> _TASK TO CARRY OUT_: Show only those lines of the entries where the string "your" is found.

> _TASK INPUTS_:
########
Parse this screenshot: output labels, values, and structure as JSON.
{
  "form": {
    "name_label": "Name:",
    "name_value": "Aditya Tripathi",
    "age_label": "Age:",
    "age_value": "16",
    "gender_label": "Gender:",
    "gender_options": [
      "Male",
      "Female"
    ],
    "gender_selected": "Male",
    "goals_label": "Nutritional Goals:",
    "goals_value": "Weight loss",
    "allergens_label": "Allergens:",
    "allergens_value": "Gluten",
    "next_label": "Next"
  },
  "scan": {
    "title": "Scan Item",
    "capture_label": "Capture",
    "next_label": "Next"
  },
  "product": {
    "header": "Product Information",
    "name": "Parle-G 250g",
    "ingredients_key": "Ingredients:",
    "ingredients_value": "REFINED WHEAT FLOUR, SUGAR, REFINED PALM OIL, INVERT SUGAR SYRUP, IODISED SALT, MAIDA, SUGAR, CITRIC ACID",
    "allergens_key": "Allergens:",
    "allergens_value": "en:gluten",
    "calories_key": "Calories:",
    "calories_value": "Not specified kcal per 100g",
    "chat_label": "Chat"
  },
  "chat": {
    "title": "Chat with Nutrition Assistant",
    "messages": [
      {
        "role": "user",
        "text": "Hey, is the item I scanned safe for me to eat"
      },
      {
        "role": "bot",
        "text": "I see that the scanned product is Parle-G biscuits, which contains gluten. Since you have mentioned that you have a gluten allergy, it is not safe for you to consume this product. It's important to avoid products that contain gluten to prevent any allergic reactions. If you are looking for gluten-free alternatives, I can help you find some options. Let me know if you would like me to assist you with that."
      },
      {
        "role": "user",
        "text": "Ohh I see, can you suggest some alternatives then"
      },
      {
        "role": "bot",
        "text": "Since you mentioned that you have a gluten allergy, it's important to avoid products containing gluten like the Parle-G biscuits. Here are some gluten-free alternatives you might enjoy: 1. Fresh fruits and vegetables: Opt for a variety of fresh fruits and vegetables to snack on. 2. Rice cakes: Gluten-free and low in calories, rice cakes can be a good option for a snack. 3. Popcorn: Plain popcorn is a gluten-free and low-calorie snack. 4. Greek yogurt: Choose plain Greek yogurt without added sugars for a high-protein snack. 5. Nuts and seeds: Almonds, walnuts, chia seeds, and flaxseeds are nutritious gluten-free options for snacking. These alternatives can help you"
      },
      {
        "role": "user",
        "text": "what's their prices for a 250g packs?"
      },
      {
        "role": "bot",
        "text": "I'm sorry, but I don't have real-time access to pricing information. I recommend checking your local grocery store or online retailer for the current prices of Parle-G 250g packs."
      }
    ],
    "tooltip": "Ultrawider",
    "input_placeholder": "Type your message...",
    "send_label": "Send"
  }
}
########
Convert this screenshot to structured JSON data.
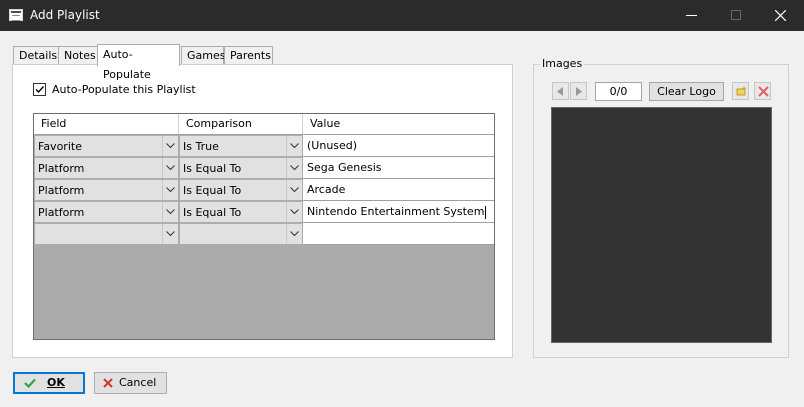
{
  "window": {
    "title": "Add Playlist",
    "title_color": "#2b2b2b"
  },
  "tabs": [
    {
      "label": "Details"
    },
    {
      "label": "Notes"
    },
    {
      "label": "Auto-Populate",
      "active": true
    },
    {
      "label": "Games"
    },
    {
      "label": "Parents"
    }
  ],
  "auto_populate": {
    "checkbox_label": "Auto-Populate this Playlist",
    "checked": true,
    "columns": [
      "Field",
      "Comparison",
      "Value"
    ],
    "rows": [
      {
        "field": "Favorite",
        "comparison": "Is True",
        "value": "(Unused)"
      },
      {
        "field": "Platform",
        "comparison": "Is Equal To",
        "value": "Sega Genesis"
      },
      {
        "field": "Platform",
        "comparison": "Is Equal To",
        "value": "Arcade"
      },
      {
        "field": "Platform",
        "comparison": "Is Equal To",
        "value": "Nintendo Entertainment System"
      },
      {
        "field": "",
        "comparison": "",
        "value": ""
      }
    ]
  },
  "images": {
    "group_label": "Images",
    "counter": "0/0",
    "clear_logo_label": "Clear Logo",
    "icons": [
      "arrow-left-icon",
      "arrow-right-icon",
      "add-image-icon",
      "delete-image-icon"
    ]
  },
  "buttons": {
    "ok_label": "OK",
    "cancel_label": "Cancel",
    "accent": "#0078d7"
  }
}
########
> _ANSWER FOR THIS EXERCISE_:
        "text": "I'm sorry, but I don't have real-time access to pricing information. I recommend checking your local grocery store or online retailer for the current prices of Parle-G 250g packs."
    "input_placeholder": "Type your message...",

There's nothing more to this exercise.